*GIVEN INSTRUCTION*: Copy each line holding the string "округ".

*DATA ENTRIES*:
[Start]

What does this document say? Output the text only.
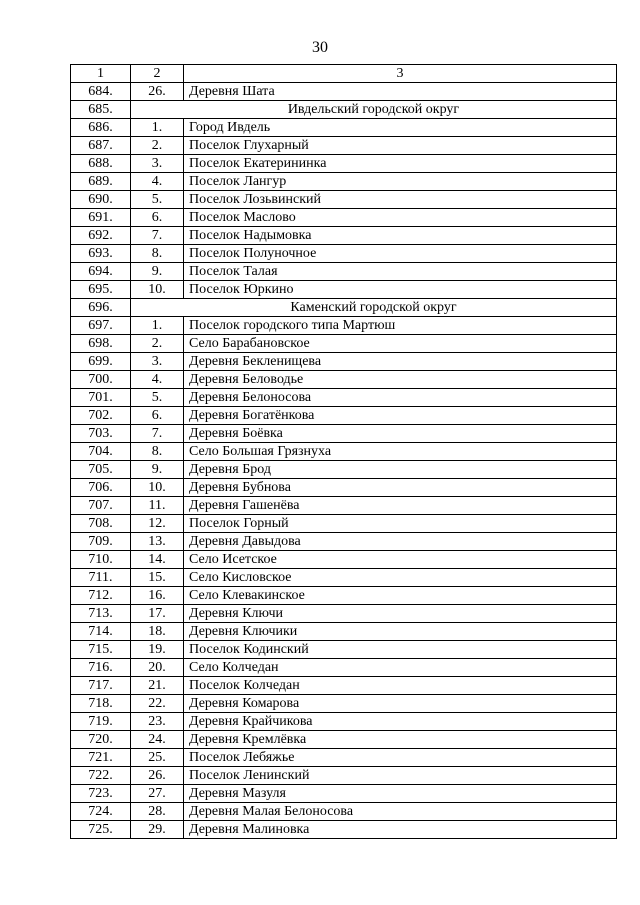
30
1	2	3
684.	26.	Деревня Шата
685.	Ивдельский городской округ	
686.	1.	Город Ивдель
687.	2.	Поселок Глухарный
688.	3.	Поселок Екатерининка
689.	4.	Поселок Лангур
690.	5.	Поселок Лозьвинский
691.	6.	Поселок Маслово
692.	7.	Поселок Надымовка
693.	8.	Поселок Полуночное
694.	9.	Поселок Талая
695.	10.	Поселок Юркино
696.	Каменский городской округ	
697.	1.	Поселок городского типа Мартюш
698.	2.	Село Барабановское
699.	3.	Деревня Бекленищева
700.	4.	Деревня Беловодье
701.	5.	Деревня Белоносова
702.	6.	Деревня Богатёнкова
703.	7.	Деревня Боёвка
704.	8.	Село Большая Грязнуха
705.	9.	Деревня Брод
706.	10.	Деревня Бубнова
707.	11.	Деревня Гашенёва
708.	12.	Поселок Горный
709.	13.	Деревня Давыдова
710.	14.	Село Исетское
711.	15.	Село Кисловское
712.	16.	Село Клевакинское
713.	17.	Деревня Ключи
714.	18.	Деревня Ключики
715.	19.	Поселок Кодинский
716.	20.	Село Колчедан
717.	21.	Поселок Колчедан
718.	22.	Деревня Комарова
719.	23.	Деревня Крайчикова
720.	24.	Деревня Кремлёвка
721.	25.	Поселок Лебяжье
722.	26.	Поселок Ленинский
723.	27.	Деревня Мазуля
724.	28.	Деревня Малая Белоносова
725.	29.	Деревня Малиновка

[End]
[Start]

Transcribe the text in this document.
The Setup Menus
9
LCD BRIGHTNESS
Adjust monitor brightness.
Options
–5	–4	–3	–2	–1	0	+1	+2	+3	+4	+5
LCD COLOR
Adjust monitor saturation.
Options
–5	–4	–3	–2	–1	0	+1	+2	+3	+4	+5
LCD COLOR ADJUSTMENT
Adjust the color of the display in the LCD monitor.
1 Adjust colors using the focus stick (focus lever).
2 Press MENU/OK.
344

[End]

*RESULT OF THE TASK*:
685.	Ивдельский городской округ	
696.	Каменский городской округ	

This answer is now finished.